[WRITTEN TASK] Rewrite the records from the line with "y-tick-label: 1500 (90, 148, 149, 169)" up to and including the line with "x-tick-label: 20 (555, 1249, 584, 1270)", replacing "Elevation" with "Height" and leaving everything else unchanged. Give only those lines.

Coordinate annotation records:
++++

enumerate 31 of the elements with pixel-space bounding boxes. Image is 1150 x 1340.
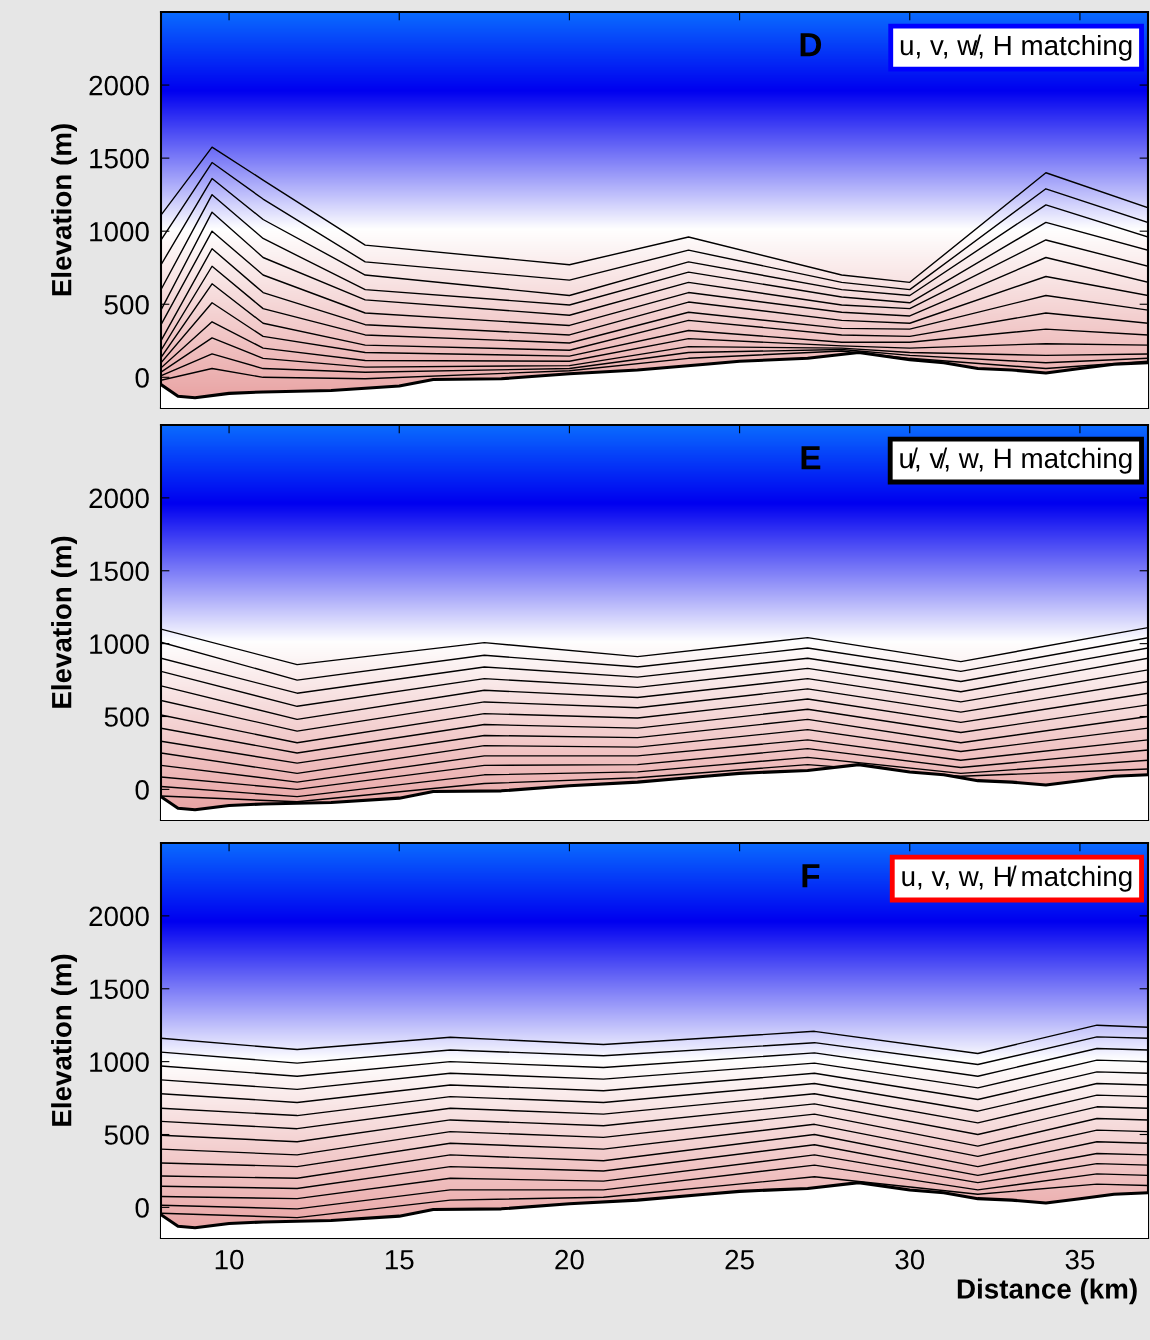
y-tick-label: 1500 (90, 148, 149, 169)
annotation: u̸, v̸, w, H matching (900, 447, 1132, 474)
y-tick-label: 500 (104, 707, 149, 727)
x-tick-label: 30 (895, 1249, 925, 1270)
annotation: u, v, w, H̸ matching (902, 865, 1132, 892)
y-tick-label: 1000 (90, 221, 149, 242)
y-tick-label: 500 (104, 1125, 149, 1145)
y-tick-label: 0 (135, 780, 149, 800)
y-tick-label: 500 (104, 294, 149, 315)
y-tick-label: 1000 (90, 634, 149, 654)
chart-title: D (800, 33, 822, 57)
y-tick-label: 2000 (89, 906, 149, 927)
y-axis-title: Elevation (m) (51, 536, 77, 708)
x-axis-title: Distance (km) (957, 1278, 1137, 1305)
y-tick-label: 1500 (90, 561, 149, 582)
x-tick-label: 35 (1065, 1249, 1095, 1270)
annotation: u, v, w̸, H matching (900, 34, 1132, 61)
x-tick-label: 15 (385, 1250, 414, 1270)
y-axis-title: Elevation (m) (51, 124, 77, 296)
y-tick-label: 0 (135, 1198, 149, 1218)
y-axis-title: Elevation (m) (51, 954, 77, 1126)
chart-title: F (802, 864, 820, 888)
y-tick-label: 0 (135, 367, 149, 388)
y-tick-label: 2000 (89, 488, 149, 509)
y-tick-label: 2000 (89, 75, 149, 96)
y-tick-label: 1000 (90, 1052, 149, 1072)
y-tick-label: 1500 (90, 979, 149, 1000)
x-tick-label: 10 (215, 1249, 244, 1270)
chart-title: E (801, 446, 821, 470)
x-tick-label: 20 (555, 1249, 584, 1270)
x-tick-label: 25 (725, 1249, 754, 1270)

++++

[OUTPUT FOR THIS TASK]
y-tick-label: 1500 (90, 148, 149, 169)
annotation: u̸, v̸, w, H matching (900, 447, 1132, 474)
y-tick-label: 500 (104, 707, 149, 727)
x-tick-label: 30 (895, 1249, 925, 1270)
annotation: u, v, w, H̸ matching (902, 865, 1132, 892)
y-tick-label: 1000 (90, 221, 149, 242)
y-tick-label: 500 (104, 1125, 149, 1145)
y-tick-label: 0 (135, 780, 149, 800)
y-tick-label: 500 (104, 294, 149, 315)
y-tick-label: 1000 (90, 634, 149, 654)
chart-title: D (800, 33, 822, 57)
y-tick-label: 2000 (89, 906, 149, 927)
y-axis-title: Height (m) (51, 536, 77, 708)
x-axis-title: Distance (km) (957, 1278, 1137, 1305)
y-tick-label: 1500 (90, 561, 149, 582)
x-tick-label: 35 (1065, 1249, 1095, 1270)
annotation: u, v, w̸, H matching (900, 34, 1132, 61)
x-tick-label: 15 (385, 1250, 414, 1270)
y-axis-title: Height (m) (51, 124, 77, 296)
y-tick-label: 0 (135, 1198, 149, 1218)
y-axis-title: Height (m) (51, 954, 77, 1126)
chart-title: F (802, 864, 820, 888)
y-tick-label: 0 (135, 367, 149, 388)
y-tick-label: 2000 (89, 488, 149, 509)
y-tick-label: 2000 (89, 75, 149, 96)
y-tick-label: 1000 (90, 1052, 149, 1072)
y-tick-label: 1500 (90, 979, 149, 1000)
x-tick-label: 10 (215, 1249, 244, 1270)
chart-title: E (801, 446, 821, 470)
x-tick-label: 20 (555, 1249, 584, 1270)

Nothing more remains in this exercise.